▶ _What you need to do_: Every entry that follows should be reproduced exactly.

--- Begin Entries shown ---

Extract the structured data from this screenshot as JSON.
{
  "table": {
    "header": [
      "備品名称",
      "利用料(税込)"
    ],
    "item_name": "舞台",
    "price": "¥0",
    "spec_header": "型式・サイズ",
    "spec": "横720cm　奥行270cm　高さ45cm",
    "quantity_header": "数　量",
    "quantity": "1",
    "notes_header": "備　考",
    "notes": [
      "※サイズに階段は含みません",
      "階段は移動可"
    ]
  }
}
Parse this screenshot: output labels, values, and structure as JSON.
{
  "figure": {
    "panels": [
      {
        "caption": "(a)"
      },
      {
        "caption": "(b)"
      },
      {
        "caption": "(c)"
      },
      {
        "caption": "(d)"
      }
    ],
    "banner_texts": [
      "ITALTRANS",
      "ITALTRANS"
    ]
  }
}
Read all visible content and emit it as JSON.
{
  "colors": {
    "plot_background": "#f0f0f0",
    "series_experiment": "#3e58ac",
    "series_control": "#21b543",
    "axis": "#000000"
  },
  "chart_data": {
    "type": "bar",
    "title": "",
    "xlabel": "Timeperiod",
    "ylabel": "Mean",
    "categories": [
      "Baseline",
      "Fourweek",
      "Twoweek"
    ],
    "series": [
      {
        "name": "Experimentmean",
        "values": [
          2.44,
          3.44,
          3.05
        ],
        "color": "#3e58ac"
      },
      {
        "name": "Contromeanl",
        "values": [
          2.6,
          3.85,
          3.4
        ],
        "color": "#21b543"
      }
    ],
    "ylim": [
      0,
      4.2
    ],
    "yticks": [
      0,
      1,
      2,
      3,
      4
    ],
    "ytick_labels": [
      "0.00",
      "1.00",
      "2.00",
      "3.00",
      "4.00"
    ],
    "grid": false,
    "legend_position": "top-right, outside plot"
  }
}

--- End Entries shown ---

▶ _Answer below_:
Extract the structured data from this screenshot as JSON.
{
  "table": {
    "header": [
      "備品名称",
      "利用料(税込)"
    ],
    "item_name": "舞台",
    "price": "¥0",
    "spec_header": "型式・サイズ",
    "spec": "横720cm　奥行270cm　高さ45cm",
    "quantity_header": "数　量",
    "quantity": "1",
    "notes_header": "備　考",
    "notes": [
      "※サイズに階段は含みません",
      "階段は移動可"
    ]
  }
}
Parse this screenshot: output labels, values, and structure as JSON.
{
  "figure": {
    "panels": [
      {
        "caption": "(a)"
      },
      {
        "caption": "(b)"
      },
      {
        "caption": "(c)"
      },
      {
        "caption": "(d)"
      }
    ],
    "banner_texts": [
      "ITALTRANS",
      "ITALTRANS"
    ]
  }
}
Read all visible content and emit it as JSON.
{
  "colors": {
    "plot_background": "#f0f0f0",
    "series_experiment": "#3e58ac",
    "series_control": "#21b543",
    "axis": "#000000"
  },
  "chart_data": {
    "type": "bar",
    "title": "",
    "xlabel": "Timeperiod",
    "ylabel": "Mean",
    "categories": [
      "Baseline",
      "Fourweek",
      "Twoweek"
    ],
    "series": [
      {
        "name": "Experimentmean",
        "values": [
          2.44,
          3.44,
          3.05
        ],
        "color": "#3e58ac"
      },
      {
        "name": "Contromeanl",
        "values": [
          2.6,
          3.85,
          3.4
        ],
        "color": "#21b543"
      }
    ],
    "ylim": [
      0,
      4.2
    ],
    "yticks": [
      0,
      1,
      2,
      3,
      4
    ],
    "ytick_labels": [
      "0.00",
      "1.00",
      "2.00",
      "3.00",
      "4.00"
    ],
    "grid": false,
    "legend_position": "top-right, outside plot"
  }
}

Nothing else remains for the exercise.